PROBLEM DETAILS
Quote all entries in full, exactly.

(Dataset excerpt)

======

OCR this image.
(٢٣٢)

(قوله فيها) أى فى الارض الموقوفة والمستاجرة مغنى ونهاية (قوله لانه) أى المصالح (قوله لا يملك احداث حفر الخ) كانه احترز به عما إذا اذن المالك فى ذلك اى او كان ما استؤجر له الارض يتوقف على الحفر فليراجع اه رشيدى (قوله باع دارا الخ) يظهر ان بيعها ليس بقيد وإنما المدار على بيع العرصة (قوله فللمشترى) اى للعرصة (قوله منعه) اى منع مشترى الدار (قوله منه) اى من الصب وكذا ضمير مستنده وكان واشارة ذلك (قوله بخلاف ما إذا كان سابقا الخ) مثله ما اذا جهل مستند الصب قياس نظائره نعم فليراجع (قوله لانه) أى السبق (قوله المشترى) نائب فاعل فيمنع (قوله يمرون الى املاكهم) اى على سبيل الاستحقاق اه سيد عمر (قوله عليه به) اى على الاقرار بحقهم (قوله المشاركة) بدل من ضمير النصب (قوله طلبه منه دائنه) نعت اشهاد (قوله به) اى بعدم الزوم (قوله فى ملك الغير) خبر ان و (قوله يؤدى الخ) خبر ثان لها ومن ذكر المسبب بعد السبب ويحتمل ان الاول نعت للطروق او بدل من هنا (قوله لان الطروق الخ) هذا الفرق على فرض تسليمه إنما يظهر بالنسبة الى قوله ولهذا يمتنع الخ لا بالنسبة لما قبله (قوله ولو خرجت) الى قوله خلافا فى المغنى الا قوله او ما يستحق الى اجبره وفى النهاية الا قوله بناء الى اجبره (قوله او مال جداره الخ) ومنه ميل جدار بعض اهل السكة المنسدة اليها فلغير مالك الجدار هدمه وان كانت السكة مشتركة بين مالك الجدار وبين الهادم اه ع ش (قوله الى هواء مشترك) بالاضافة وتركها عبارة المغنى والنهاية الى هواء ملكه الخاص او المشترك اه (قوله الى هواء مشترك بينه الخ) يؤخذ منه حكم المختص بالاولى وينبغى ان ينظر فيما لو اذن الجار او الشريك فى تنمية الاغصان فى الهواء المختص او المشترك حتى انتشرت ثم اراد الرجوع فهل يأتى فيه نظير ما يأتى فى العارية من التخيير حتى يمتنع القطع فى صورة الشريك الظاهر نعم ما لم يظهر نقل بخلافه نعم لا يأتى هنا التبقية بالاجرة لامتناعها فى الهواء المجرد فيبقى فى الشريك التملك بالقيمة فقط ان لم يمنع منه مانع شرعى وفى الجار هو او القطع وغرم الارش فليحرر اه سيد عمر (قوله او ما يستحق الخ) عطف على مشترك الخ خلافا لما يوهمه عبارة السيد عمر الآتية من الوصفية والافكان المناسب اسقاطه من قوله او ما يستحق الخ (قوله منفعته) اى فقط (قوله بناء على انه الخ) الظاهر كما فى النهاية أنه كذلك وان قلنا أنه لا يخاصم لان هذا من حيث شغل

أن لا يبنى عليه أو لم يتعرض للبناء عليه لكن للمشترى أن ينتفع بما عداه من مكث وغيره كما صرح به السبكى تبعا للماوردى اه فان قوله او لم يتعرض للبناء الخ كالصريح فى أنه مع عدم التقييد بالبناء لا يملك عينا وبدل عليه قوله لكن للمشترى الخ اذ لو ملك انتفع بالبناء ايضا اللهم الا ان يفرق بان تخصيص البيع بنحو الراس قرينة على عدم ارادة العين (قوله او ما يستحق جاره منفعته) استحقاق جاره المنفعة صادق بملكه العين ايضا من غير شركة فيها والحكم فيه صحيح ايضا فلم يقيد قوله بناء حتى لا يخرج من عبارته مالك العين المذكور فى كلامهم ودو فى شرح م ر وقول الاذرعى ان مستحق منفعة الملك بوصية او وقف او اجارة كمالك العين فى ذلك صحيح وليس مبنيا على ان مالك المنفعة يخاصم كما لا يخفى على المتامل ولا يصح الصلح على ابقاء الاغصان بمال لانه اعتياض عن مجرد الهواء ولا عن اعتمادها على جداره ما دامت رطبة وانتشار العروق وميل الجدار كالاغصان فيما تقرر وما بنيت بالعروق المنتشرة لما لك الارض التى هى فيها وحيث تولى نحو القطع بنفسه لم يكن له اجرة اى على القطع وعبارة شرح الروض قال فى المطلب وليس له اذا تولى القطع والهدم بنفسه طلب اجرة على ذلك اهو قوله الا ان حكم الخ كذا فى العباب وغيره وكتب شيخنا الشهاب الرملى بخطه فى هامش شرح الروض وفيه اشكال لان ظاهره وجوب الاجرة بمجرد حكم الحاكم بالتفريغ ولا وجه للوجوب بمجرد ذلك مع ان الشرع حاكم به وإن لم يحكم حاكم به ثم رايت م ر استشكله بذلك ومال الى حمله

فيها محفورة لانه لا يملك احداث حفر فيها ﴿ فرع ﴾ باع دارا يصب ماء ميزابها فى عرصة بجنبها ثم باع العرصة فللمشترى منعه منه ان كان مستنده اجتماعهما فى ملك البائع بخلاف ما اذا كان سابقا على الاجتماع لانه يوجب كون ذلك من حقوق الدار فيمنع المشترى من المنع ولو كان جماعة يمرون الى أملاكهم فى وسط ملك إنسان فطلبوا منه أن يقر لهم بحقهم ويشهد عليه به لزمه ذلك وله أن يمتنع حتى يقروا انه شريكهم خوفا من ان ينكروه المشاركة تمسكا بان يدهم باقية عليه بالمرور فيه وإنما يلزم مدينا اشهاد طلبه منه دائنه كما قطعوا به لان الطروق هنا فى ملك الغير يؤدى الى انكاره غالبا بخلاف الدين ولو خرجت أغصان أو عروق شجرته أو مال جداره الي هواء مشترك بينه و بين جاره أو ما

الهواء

======

RESPONSE TO THIS EXERCISE
OCR this image.
(٢٣٢)

(قوله فيها) أى فى الارض الموقوفة والمستاجرة مغنى ونهاية (قوله لانه) أى المصالح (قوله لا يملك احداث حفر الخ) كانه احترز به عما إذا اذن المالك فى ذلك اى او كان ما استؤجر له الارض يتوقف على الحفر فليراجع اه رشيدى (قوله باع دارا الخ) يظهر ان بيعها ليس بقيد وإنما المدار على بيع العرصة (قوله فللمشترى) اى للعرصة (قوله منعه) اى منع مشترى الدار (قوله منه) اى من الصب وكذا ضمير مستنده وكان واشارة ذلك (قوله بخلاف ما إذا كان سابقا الخ) مثله ما اذا جهل مستند الصب قياس نظائره نعم فليراجع (قوله لانه) أى السبق (قوله المشترى) نائب فاعل فيمنع (قوله يمرون الى املاكهم) اى على سبيل الاستحقاق اه سيد عمر (قوله عليه به) اى على الاقرار بحقهم (قوله المشاركة) بدل من ضمير النصب (قوله طلبه منه دائنه) نعت اشهاد (قوله به) اى بعدم الزوم (قوله فى ملك الغير) خبر ان و (قوله يؤدى الخ) خبر ثان لها ومن ذكر المسبب بعد السبب ويحتمل ان الاول نعت للطروق او بدل من هنا (قوله لان الطروق الخ) هذا الفرق على فرض تسليمه إنما يظهر بالنسبة الى قوله ولهذا يمتنع الخ لا بالنسبة لما قبله (قوله ولو خرجت) الى قوله خلافا فى المغنى الا قوله او ما يستحق الى اجبره وفى النهاية الا قوله بناء الى اجبره (قوله او مال جداره الخ) ومنه ميل جدار بعض اهل السكة المنسدة اليها فلغير مالك الجدار هدمه وان كانت السكة مشتركة بين مالك الجدار وبين الهادم اه ع ش (قوله الى هواء مشترك) بالاضافة وتركها عبارة المغنى والنهاية الى هواء ملكه الخاص او المشترك اه (قوله الى هواء مشترك بينه الخ) يؤخذ منه حكم المختص بالاولى وينبغى ان ينظر فيما لو اذن الجار او الشريك فى تنمية الاغصان فى الهواء المختص او المشترك حتى انتشرت ثم اراد الرجوع فهل يأتى فيه نظير ما يأتى فى العارية من التخيير حتى يمتنع القطع فى صورة الشريك الظاهر نعم ما لم يظهر نقل بخلافه نعم لا يأتى هنا التبقية بالاجرة لامتناعها فى الهواء المجرد فيبقى فى الشريك التملك بالقيمة فقط ان لم يمنع منه مانع شرعى وفى الجار هو او القطع وغرم الارش فليحرر اه سيد عمر (قوله او ما يستحق الخ) عطف على مشترك الخ خلافا لما يوهمه عبارة السيد عمر الآتية من الوصفية والافكان المناسب اسقاطه من قوله او ما يستحق الخ (قوله منفعته) اى فقط (قوله بناء على انه الخ) الظاهر كما فى النهاية أنه كذلك وان قلنا أنه لا يخاصم لان هذا من حيث شغل

أن لا يبنى عليه أو لم يتعرض للبناء عليه لكن للمشترى أن ينتفع بما عداه من مكث وغيره كما صرح به السبكى تبعا للماوردى اه فان قوله او لم يتعرض للبناء الخ كالصريح فى أنه مع عدم التقييد بالبناء لا يملك عينا وبدل عليه قوله لكن للمشترى الخ اذ لو ملك انتفع بالبناء ايضا اللهم الا ان يفرق بان تخصيص البيع بنحو الراس قرينة على عدم ارادة العين (قوله او ما يستحق جاره منفعته) استحقاق جاره المنفعة صادق بملكه العين ايضا من غير شركة فيها والحكم فيه صحيح ايضا فلم يقيد قوله بناء حتى لا يخرج من عبارته مالك العين المذكور فى كلامهم ودو فى شرح م ر وقول الاذرعى ان مستحق منفعة الملك بوصية او وقف او اجارة كمالك العين فى ذلك صحيح وليس مبنيا على ان مالك المنفعة يخاصم كما لا يخفى على المتامل ولا يصح الصلح على ابقاء الاغصان بمال لانه اعتياض عن مجرد الهواء ولا عن اعتمادها على جداره ما دامت رطبة وانتشار العروق وميل الجدار كالاغصان فيما تقرر وما بنيت بالعروق المنتشرة لما لك الارض التى هى فيها وحيث تولى نحو القطع بنفسه لم يكن له اجرة اى على القطع وعبارة شرح الروض قال فى المطلب وليس له اذا تولى القطع والهدم بنفسه طلب اجرة على ذلك اهو قوله الا ان حكم الخ كذا فى العباب وغيره وكتب شيخنا الشهاب الرملى بخطه فى هامش شرح الروض وفيه اشكال لان ظاهره وجوب الاجرة بمجرد حكم الحاكم بالتفريغ ولا وجه للوجوب بمجرد ذلك مع ان الشرع حاكم به وإن لم يحكم حاكم به ثم رايت م ر استشكله بذلك ومال الى حمله

فيها محفورة لانه لا يملك احداث حفر فيها ﴿ فرع ﴾ باع دارا يصب ماء ميزابها فى عرصة بجنبها ثم باع العرصة فللمشترى منعه منه ان كان مستنده اجتماعهما فى ملك البائع بخلاف ما اذا كان سابقا على الاجتماع لانه يوجب كون ذلك من حقوق الدار فيمنع المشترى من المنع ولو كان جماعة يمرون الى أملاكهم فى وسط ملك إنسان فطلبوا منه أن يقر لهم بحقهم ويشهد عليه به لزمه ذلك وله أن يمتنع حتى يقروا انه شريكهم خوفا من ان ينكروه المشاركة تمسكا بان يدهم باقية عليه بالمرور فيه وإنما يلزم مدينا اشهاد طلبه منه دائنه كما قطعوا به لان الطروق هنا فى ملك الغير يؤدى الى انكاره غالبا بخلاف الدين ولو خرجت أغصان أو عروق شجرته أو مال جداره الي هواء مشترك بينه و بين جاره أو ما

الهواء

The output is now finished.